The complex interactions of copper and iron, which lead to anemia, have not been fully elucidated. It has been suggested that copper is critical in the differentiation of hematopoietic stem cells, and low copper levels cause mitochondrial reprogramming, which leads to an expansion state (rather than differentiating into progenitors) [10]. In addition, copper also plays a role in intestinal iron absorption through the alteration of DNA-binding proteins, all of which are factors that may account for the severe anemia seen in patients [11].
Although not reported in all cases of zinc-induced hypocupremia, neurological deficits, such as those seen in our patient, are not uncommon. Plantone et al. presented two cases of copper deficiency myelopathy, in which MRI demonstrated lesions of the posterior column of C2-3. Further, both patients had gait disturbances and paresthesia, similar to the findings of our patient [12]. It is well known that copper is critical to the synthesis and stabilization of myelin, and also plays a major role in multiple enzymatic pathways needed for proper function of the nervous system [13,14].

Dataset entries =>

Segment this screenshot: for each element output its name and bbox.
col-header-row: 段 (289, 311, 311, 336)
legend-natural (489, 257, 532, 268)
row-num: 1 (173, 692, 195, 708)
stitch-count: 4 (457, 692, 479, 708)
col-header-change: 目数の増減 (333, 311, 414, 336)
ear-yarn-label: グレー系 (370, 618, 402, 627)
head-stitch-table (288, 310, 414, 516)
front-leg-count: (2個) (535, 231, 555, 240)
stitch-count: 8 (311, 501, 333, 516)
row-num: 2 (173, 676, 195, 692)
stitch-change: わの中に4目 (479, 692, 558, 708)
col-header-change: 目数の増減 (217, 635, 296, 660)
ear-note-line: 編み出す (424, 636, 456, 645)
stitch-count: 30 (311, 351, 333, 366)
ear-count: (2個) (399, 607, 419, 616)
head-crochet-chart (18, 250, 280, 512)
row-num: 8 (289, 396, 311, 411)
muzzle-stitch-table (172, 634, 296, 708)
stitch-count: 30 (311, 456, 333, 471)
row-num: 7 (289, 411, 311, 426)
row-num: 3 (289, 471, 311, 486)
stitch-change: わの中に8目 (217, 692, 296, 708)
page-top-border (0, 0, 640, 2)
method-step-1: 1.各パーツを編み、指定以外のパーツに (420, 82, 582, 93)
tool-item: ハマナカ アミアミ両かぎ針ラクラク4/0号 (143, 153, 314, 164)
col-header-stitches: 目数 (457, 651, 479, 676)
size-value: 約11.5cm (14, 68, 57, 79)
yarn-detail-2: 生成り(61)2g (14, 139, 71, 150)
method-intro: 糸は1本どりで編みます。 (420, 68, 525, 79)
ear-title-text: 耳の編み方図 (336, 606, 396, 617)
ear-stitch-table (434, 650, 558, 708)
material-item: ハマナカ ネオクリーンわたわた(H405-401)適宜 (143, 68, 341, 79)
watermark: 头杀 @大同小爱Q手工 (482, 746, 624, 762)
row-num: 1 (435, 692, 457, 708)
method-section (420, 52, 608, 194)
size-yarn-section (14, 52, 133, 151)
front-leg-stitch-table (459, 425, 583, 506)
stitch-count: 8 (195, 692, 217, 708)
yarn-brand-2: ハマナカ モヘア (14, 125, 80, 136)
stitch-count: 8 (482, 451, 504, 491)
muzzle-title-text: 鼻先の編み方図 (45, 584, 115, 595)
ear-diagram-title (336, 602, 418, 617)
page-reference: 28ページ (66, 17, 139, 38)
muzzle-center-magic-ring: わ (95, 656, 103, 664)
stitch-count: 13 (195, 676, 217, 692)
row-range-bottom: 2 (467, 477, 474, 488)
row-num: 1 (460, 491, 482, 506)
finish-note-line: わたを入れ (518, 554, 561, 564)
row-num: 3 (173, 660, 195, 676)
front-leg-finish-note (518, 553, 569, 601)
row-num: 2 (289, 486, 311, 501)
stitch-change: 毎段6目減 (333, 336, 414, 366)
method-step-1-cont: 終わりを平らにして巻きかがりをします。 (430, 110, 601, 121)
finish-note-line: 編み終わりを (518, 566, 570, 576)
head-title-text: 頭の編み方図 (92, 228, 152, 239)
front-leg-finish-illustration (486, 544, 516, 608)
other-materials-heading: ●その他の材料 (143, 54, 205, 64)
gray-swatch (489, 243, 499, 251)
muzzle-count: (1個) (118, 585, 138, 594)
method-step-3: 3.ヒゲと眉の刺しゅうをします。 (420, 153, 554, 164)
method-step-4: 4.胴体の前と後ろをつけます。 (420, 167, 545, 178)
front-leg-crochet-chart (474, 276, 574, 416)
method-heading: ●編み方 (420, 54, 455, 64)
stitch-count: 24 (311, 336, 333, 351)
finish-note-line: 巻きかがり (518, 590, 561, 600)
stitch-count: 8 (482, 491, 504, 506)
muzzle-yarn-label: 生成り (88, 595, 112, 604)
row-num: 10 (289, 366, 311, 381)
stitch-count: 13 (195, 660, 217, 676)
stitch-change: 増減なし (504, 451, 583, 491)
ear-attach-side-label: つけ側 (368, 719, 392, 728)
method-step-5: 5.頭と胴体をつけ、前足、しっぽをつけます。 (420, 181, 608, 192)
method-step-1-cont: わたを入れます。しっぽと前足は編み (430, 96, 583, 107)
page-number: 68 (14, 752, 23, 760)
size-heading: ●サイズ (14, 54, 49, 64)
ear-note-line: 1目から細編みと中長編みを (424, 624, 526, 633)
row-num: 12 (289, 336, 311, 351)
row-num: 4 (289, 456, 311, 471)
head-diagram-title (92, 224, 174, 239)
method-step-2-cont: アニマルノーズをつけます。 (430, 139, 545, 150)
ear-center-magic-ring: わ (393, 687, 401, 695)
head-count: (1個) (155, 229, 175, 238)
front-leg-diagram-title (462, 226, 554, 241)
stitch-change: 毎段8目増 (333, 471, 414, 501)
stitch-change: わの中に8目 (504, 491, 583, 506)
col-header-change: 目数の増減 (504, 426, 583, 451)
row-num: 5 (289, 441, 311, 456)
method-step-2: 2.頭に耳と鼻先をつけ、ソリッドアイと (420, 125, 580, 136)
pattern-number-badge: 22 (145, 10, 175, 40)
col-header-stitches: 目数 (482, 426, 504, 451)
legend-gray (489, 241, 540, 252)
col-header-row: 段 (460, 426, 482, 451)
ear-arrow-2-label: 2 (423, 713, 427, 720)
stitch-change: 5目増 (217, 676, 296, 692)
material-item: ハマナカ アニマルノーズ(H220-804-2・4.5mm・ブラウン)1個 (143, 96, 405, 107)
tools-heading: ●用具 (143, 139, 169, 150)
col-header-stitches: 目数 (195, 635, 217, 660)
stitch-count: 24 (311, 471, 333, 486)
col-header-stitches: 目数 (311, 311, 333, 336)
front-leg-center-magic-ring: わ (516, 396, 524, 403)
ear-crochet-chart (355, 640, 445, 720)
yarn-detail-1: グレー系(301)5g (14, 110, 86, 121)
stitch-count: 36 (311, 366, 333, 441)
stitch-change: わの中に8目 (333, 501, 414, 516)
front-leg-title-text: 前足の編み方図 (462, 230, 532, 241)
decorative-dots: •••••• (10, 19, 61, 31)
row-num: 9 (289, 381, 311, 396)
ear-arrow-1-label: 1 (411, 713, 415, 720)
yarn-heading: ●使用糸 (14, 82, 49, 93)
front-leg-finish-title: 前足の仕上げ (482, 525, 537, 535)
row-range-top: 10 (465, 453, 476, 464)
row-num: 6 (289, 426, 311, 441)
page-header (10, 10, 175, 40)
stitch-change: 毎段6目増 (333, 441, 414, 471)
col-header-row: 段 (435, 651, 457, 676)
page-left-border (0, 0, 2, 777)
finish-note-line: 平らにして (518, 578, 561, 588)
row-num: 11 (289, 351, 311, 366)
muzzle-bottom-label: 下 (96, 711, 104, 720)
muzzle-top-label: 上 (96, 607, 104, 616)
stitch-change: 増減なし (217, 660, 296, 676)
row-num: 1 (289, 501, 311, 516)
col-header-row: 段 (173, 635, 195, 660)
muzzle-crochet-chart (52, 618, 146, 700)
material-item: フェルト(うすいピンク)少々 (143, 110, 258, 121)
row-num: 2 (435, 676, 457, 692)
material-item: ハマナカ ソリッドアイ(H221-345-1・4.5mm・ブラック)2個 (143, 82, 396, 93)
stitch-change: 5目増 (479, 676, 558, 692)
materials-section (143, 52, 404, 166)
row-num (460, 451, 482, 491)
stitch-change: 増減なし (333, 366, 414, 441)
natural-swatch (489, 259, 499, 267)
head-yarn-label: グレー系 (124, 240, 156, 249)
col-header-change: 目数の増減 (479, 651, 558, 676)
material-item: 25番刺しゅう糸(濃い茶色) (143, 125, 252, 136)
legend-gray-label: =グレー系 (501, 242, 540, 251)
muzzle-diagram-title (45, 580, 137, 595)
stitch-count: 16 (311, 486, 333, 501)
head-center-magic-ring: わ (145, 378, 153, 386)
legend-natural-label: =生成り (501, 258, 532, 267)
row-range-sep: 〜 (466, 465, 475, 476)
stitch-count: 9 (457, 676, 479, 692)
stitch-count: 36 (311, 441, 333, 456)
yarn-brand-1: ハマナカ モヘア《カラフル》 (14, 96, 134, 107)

What to do =>
a. In the passage on copper deficiency, rewrite the paragraph beginning "The complex interactions of copper and iron" as a brief bulleted list that keeps its main facts.
b. Pick up the passage on copper deficiency after its final sentence and continue it in the same formal voice.

Answers for this exercise =>
a.
- How copper and iron interact to cause anemia is not yet fully understood.
- Copper is thought to be critical for the differentiation of hematopoietic stem cells.
- Low copper levels cause mitochondrial reprogramming, so the stem cells expand instead of differentiating into progenitors.
- Copper also affects intestinal iron absorption by altering DNA-binding proteins.
- These factors may account for the severe anemia seen in patients.

b.
Currently, similar causes of zinc-induced hypocupremia have also been seen in patients using zinc-containing creams for acne treatment, dermatitis enteropathica, and wound creams [15]. Further, there is a multitude of studies that report zinc-containing denture cream as a cause, which may be particularly concerning especially in the elderly population [8,15]. Although the inciting event leading to zinc-induced hypocupremia may differ, the literature suggests that most patients have either normocytic or macrocytic anemia (often in addition to neutropenia and/or leukopenia) with or without neurological deficit [6,8,12].
In our patient, cessation of zinc supplementation and treatment with oral copper gluconate was sufficient to improve the patient’s anemia and pancytopenia over several months. This is similar to treatment reported in previous studies, although it has been reported that IV copper gluconate can be used when intestinal absorption is compromised [8]. These treatments generally are enough to recover the deficient cell lines and improve physical symptoms. Similarly, treatment using oral copper gluconate in our patient resulted in a complete recovery of hemoglobin levels and cell lines. Her neurological deficits and gait disturbances have also improved; however, she still has permanent difficulties with gait and muscle weakness.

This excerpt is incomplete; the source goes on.